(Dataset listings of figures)
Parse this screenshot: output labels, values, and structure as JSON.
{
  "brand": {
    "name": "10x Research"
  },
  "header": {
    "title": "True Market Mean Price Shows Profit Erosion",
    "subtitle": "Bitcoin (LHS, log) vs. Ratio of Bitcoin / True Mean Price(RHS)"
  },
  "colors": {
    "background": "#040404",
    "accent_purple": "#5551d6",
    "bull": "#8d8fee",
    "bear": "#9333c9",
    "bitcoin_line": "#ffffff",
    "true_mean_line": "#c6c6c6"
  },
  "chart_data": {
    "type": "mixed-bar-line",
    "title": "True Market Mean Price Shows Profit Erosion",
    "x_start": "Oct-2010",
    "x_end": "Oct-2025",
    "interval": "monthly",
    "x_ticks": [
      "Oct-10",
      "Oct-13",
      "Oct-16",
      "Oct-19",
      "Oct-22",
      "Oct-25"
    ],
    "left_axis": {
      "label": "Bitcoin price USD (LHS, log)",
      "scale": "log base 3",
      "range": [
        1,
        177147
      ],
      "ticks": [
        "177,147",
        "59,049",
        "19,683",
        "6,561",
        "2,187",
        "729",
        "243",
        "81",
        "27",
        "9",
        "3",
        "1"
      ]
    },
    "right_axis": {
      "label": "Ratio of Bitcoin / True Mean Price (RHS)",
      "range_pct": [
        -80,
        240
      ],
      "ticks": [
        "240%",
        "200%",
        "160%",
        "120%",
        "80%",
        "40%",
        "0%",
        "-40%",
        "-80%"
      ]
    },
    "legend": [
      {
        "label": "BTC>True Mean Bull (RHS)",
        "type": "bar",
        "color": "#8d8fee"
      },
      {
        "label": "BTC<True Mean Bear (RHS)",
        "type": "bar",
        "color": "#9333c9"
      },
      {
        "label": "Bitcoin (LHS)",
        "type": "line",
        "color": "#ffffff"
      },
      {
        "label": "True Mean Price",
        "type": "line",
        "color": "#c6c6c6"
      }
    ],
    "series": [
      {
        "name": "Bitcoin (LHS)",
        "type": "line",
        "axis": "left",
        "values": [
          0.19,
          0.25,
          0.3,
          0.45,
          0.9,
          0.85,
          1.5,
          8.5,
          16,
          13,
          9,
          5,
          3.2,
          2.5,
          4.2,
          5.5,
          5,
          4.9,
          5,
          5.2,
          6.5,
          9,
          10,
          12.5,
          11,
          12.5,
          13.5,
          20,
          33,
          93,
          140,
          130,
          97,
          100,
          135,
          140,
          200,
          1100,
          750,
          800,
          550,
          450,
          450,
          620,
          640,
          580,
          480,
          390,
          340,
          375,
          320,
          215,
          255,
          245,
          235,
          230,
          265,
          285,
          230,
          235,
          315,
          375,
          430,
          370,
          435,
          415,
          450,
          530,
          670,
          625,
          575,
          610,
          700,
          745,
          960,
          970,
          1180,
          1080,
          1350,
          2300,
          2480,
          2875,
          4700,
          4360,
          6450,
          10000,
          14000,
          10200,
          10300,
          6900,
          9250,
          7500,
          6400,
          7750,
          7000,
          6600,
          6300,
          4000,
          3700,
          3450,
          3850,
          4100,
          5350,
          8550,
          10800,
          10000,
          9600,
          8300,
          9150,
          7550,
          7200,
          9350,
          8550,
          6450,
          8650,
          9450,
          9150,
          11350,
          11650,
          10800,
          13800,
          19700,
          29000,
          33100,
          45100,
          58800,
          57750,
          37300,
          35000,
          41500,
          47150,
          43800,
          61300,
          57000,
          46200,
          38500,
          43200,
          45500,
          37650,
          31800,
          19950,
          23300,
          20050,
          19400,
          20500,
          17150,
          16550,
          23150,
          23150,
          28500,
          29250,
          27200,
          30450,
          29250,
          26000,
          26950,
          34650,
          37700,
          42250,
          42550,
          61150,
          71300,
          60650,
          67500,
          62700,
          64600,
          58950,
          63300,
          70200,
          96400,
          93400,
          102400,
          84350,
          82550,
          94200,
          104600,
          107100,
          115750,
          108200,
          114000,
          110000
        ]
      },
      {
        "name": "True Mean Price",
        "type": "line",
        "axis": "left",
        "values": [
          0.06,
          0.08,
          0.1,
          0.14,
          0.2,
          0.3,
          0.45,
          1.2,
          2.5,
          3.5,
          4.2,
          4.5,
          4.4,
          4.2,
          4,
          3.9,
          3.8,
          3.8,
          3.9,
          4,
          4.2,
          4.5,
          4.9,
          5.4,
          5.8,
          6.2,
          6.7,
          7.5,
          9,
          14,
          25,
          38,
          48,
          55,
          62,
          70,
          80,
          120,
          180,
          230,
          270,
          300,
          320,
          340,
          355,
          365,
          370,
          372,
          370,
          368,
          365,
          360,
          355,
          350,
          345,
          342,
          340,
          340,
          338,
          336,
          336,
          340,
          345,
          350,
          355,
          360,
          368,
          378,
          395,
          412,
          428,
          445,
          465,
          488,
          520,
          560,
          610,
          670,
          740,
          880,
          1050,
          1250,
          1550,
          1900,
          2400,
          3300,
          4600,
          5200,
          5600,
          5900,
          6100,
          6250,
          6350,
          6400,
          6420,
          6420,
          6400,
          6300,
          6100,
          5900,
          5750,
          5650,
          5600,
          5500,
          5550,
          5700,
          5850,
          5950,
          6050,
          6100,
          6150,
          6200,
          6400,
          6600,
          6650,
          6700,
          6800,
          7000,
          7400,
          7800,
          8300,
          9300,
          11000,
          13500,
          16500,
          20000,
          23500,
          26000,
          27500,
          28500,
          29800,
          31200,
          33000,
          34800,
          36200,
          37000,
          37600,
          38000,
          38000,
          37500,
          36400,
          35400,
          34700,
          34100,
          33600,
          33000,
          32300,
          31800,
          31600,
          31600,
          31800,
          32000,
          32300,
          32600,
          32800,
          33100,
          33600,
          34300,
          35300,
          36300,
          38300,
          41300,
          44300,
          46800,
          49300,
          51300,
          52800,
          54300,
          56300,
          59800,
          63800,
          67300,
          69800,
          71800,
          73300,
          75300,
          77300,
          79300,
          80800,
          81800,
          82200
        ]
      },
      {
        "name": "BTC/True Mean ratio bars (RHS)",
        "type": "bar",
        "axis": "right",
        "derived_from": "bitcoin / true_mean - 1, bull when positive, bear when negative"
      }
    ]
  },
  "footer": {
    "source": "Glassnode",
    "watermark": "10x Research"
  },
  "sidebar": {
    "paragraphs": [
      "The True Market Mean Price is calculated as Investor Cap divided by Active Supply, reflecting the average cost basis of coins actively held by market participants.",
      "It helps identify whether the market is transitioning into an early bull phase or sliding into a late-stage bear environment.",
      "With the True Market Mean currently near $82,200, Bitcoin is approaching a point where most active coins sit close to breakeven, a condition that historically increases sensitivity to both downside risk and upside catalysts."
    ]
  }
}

* [Work to be completed] Write the listing out again, exactly as shown above.

* [Task output]
Parse this screenshot: output labels, values, and structure as JSON.
{
  "brand": {
    "name": "10x Research"
  },
  "header": {
    "title": "True Market Mean Price Shows Profit Erosion",
    "subtitle": "Bitcoin (LHS, log) vs. Ratio of Bitcoin / True Mean Price(RHS)"
  },
  "colors": {
    "background": "#040404",
    "accent_purple": "#5551d6",
    "bull": "#8d8fee",
    "bear": "#9333c9",
    "bitcoin_line": "#ffffff",
    "true_mean_line": "#c6c6c6"
  },
  "chart_data": {
    "type": "mixed-bar-line",
    "title": "True Market Mean Price Shows Profit Erosion",
    "x_start": "Oct-2010",
    "x_end": "Oct-2025",
    "interval": "monthly",
    "x_ticks": [
      "Oct-10",
      "Oct-13",
      "Oct-16",
      "Oct-19",
      "Oct-22",
      "Oct-25"
    ],
    "left_axis": {
      "label": "Bitcoin price USD (LHS, log)",
      "scale": "log base 3",
      "range": [
        1,
        177147
      ],
      "ticks": [
        "177,147",
        "59,049",
        "19,683",
        "6,561",
        "2,187",
        "729",
        "243",
        "81",
        "27",
        "9",
        "3",
        "1"
      ]
    },
    "right_axis": {
      "label": "Ratio of Bitcoin / True Mean Price (RHS)",
      "range_pct": [
        -80,
        240
      ],
      "ticks": [
        "240%",
        "200%",
        "160%",
        "120%",
        "80%",
        "40%",
        "0%",
        "-40%",
        "-80%"
      ]
    },
    "legend": [
      {
        "label": "BTC>True Mean Bull (RHS)",
        "type": "bar",
        "color": "#8d8fee"
      },
      {
        "label": "BTC<True Mean Bear (RHS)",
        "type": "bar",
        "color": "#9333c9"
      },
      {
        "label": "Bitcoin (LHS)",
        "type": "line",
        "color": "#ffffff"
      },
      {
        "label": "True Mean Price",
        "type": "line",
        "color": "#c6c6c6"
      }
    ],
    "series": [
      {
        "name": "Bitcoin (LHS)",
        "type": "line",
        "axis": "left",
        "values": [
          0.19,
          0.25,
          0.3,
          0.45,
          0.9,
          0.85,
          1.5,
          8.5,
          16,
          13,
          9,
          5,
          3.2,
          2.5,
          4.2,
          5.5,
          5,
          4.9,
          5,
          5.2,
          6.5,
          9,
          10,
          12.5,
          11,
          12.5,
          13.5,
          20,
          33,
          93,
          140,
          130,
          97,
          100,
          135,
          140,
          200,
          1100,
          750,
          800,
          550,
          450,
          450,
          620,
          640,
          580,
          480,
          390,
          340,
          375,
          320,
          215,
          255,
          245,
          235,
          230,
          265,
          285,
          230,
          235,
          315,
          375,
          430,
          370,
          435,
          415,
          450,
          530,
          670,
          625,
          575,
          610,
          700,
          745,
          960,
          970,
          1180,
          1080,
          1350,
          2300,
          2480,
          2875,
          4700,
          4360,
          6450,
          10000,
          14000,
          10200,
          10300,
          6900,
          9250,
          7500,
          6400,
          7750,
          7000,
          6600,
          6300,
          4000,
          3700,
          3450,
          3850,
          4100,
          5350,
          8550,
          10800,
          10000,
          9600,
          8300,
          9150,
          7550,
          7200,
          9350,
          8550,
          6450,
          8650,
          9450,
          9150,
          11350,
          11650,
          10800,
          13800,
          19700,
          29000,
          33100,
          45100,
          58800,
          57750,
          37300,
          35000,
          41500,
          47150,
          43800,
          61300,
          57000,
          46200,
          38500,
          43200,
          45500,
          37650,
          31800,
          19950,
          23300,
          20050,
          19400,
          20500,
          17150,
          16550,
          23150,
          23150,
          28500,
          29250,
          27200,
          30450,
          29250,
          26000,
          26950,
          34650,
          37700,
          42250,
          42550,
          61150,
          71300,
          60650,
          67500,
          62700,
          64600,
          58950,
          63300,
          70200,
          96400,
          93400,
          102400,
          84350,
          82550,
          94200,
          104600,
          107100,
          115750,
          108200,
          114000,
          110000
        ]
      },
      {
        "name": "True Mean Price",
        "type": "line",
        "axis": "left",
        "values": [
          0.06,
          0.08,
          0.1,
          0.14,
          0.2,
          0.3,
          0.45,
          1.2,
          2.5,
          3.5,
          4.2,
          4.5,
          4.4,
          4.2,
          4,
          3.9,
          3.8,
          3.8,
          3.9,
          4,
          4.2,
          4.5,
          4.9,
          5.4,
          5.8,
          6.2,
          6.7,
          7.5,
          9,
          14,
          25,
          38,
          48,
          55,
          62,
          70,
          80,
          120,
          180,
          230,
          270,
          300,
          320,
          340,
          355,
          365,
          370,
          372,
          370,
          368,
          365,
          360,
          355,
          350,
          345,
          342,
          340,
          340,
          338,
          336,
          336,
          340,
          345,
          350,
          355,
          360,
          368,
          378,
          395,
          412,
          428,
          445,
          465,
          488,
          520,
          560,
          610,
          670,
          740,
          880,
          1050,
          1250,
          1550,
          1900,
          2400,
          3300,
          4600,
          5200,
          5600,
          5900,
          6100,
          6250,
          6350,
          6400,
          6420,
          6420,
          6400,
          6300,
          6100,
          5900,
          5750,
          5650,
          5600,
          5500,
          5550,
          5700,
          5850,
          5950,
          6050,
          6100,
          6150,
          6200,
          6400,
          6600,
          6650,
          6700,
          6800,
          7000,
          7400,
          7800,
          8300,
          9300,
          11000,
          13500,
          16500,
          20000,
          23500,
          26000,
          27500,
          28500,
          29800,
          31200,
          33000,
          34800,
          36200,
          37000,
          37600,
          38000,
          38000,
          37500,
          36400,
          35400,
          34700,
          34100,
          33600,
          33000,
          32300,
          31800,
          31600,
          31600,
          31800,
          32000,
          32300,
          32600,
          32800,
          33100,
          33600,
          34300,
          35300,
          36300,
          38300,
          41300,
          44300,
          46800,
          49300,
          51300,
          52800,
          54300,
          56300,
          59800,
          63800,
          67300,
          69800,
          71800,
          73300,
          75300,
          77300,
          79300,
          80800,
          81800,
          82200
        ]
      },
      {
        "name": "BTC/True Mean ratio bars (RHS)",
        "type": "bar",
        "axis": "right",
        "derived_from": "bitcoin / true_mean - 1, bull when positive, bear when negative"
      }
    ]
  },
  "footer": {
    "source": "Glassnode",
    "watermark": "10x Research"
  },
  "sidebar": {
    "paragraphs": [
      "The True Market Mean Price is calculated as Investor Cap divided by Active Supply, reflecting the average cost basis of coins actively held by market participants.",
      "It helps identify whether the market is transitioning into an early bull phase or sliding into a late-stage bear environment.",
      "With the True Market Mean currently near $82,200, Bitcoin is approaching a point where most active coins sit close to breakeven, a condition that historically increases sensitivity to both downside risk and upside catalysts."
    ]
  }
}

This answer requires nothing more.